| ASSIGNMENT |
Set each record down exactly, excluding all images.

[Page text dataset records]
+++

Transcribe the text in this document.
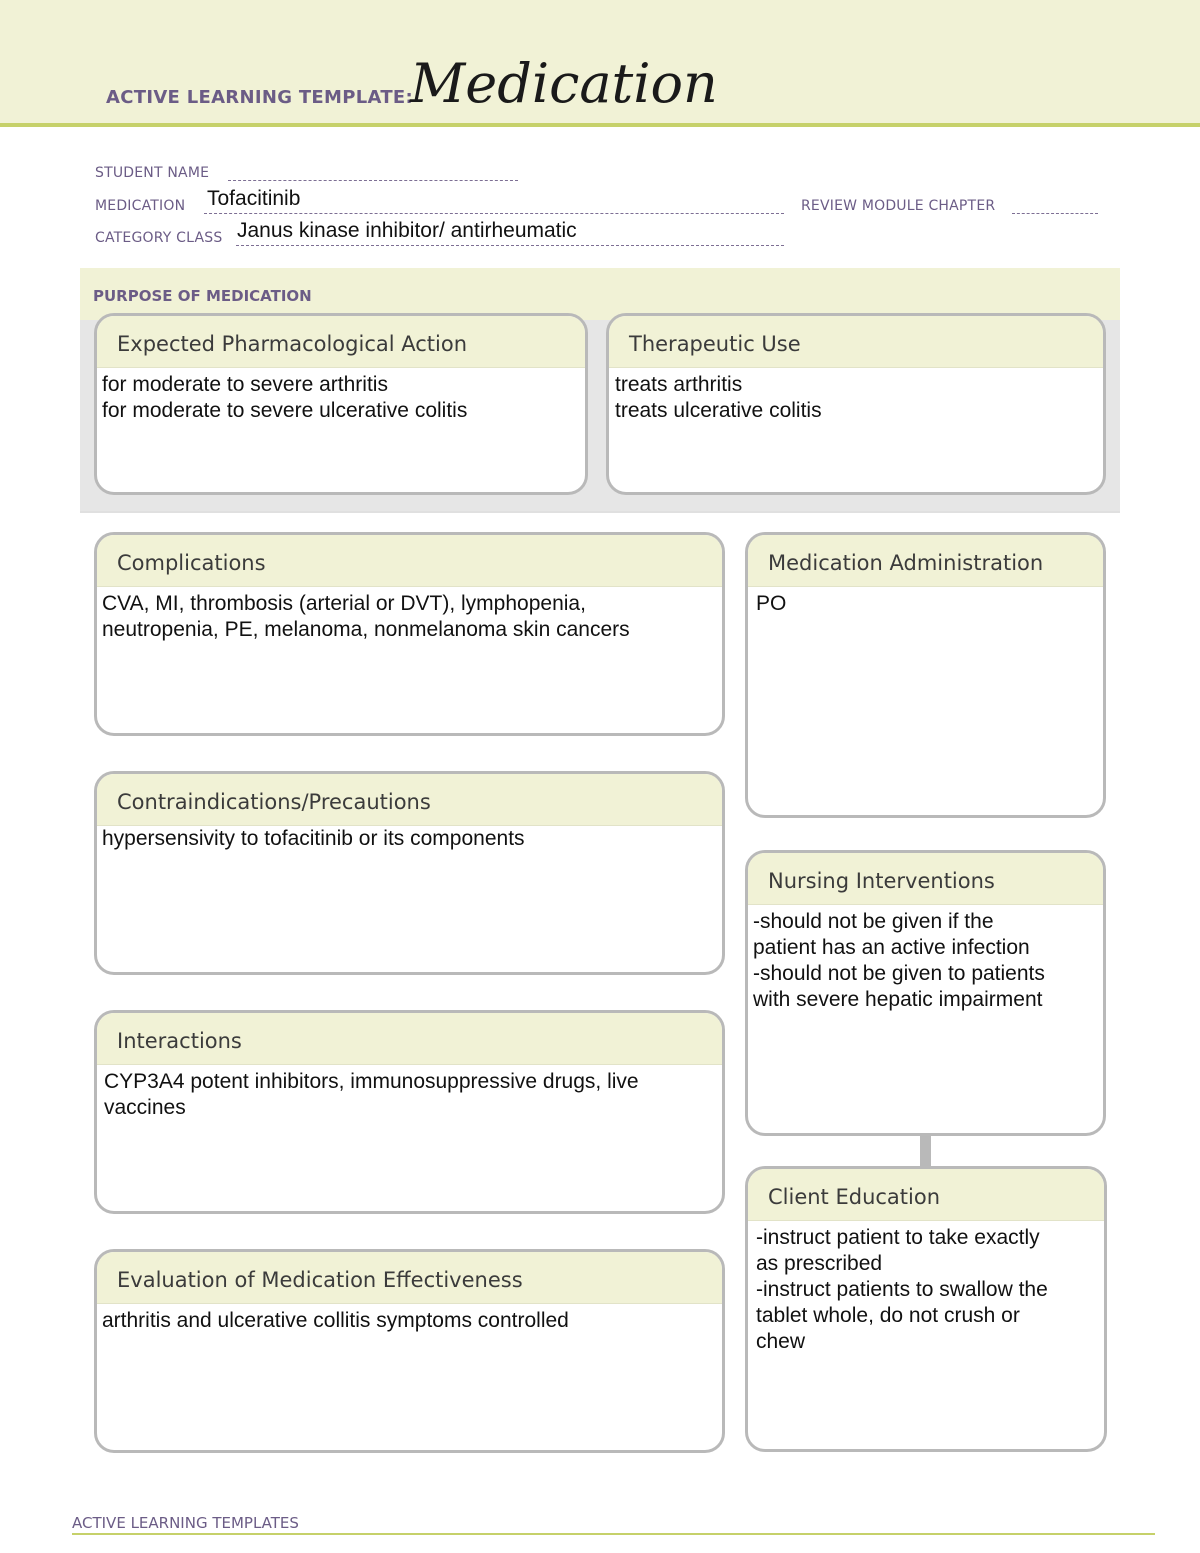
ACTIVE LEARNING TEMPLATE:
Medication
STUDENT NAME
MEDICATION Tofacitinib	REVIEW MODULE CHAPTER
CATEGORY CLASS Janus kinase inhibitor/ antirheumatic
PURPOSE OF MEDICATION
Expected Pharmacological Action
for moderate to severe arthritis
for moderate to severe ulcerative colitis
Therapeutic Use
treats arthritis
treats ulcerative colitis
Complications
CVA, MI, thrombosis (arterial or DVT), lymphopenia,
neutropenia, PE, melanoma, nonmelanoma skin cancers
Medication Administration
PO
Contraindications/Precautions
hypersensivity to tofacitinib or its components
Nursing Interventions
-should not be given if the
patient has an active infection
-should not be given to patients
with severe hepatic impairment
Interactions
CYP3A4 potent inhibitors, immunosuppressive drugs, live
vaccines
Client Education
-instruct patient to take exactly
as prescribed
-instruct patients to swallow the
tablet whole, do not crush or
chew
Evaluation of Medication Effectiveness
arthritis and ulcerative collitis symptoms controlled
ACTIVE LEARNING TEMPLATES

+++

| OUTPUT BELOW |
Transcribe the text in this document.
ACTIVE LEARNING TEMPLATE:
Medication
STUDENT NAME
MEDICATION Tofacitinib	REVIEW MODULE CHAPTER
CATEGORY CLASS Janus kinase inhibitor/ antirheumatic
PURPOSE OF MEDICATION
Expected Pharmacological Action
for moderate to severe arthritis
for moderate to severe ulcerative colitis
Therapeutic Use
treats arthritis
treats ulcerative colitis
Complications
CVA, MI, thrombosis (arterial or DVT), lymphopenia,
neutropenia, PE, melanoma, nonmelanoma skin cancers
Medication Administration
PO
Contraindications/Precautions
hypersensivity to tofacitinib or its components
Nursing Interventions
-should not be given if the
patient has an active infection
-should not be given to patients
with severe hepatic impairment
Interactions
CYP3A4 potent inhibitors, immunosuppressive drugs, live
vaccines
Client Education
-instruct patient to take exactly
as prescribed
-instruct patients to swallow the
tablet whole, do not crush or
chew
Evaluation of Medication Effectiveness
arthritis and ulcerative collitis symptoms controlled
ACTIVE LEARNING TEMPLATES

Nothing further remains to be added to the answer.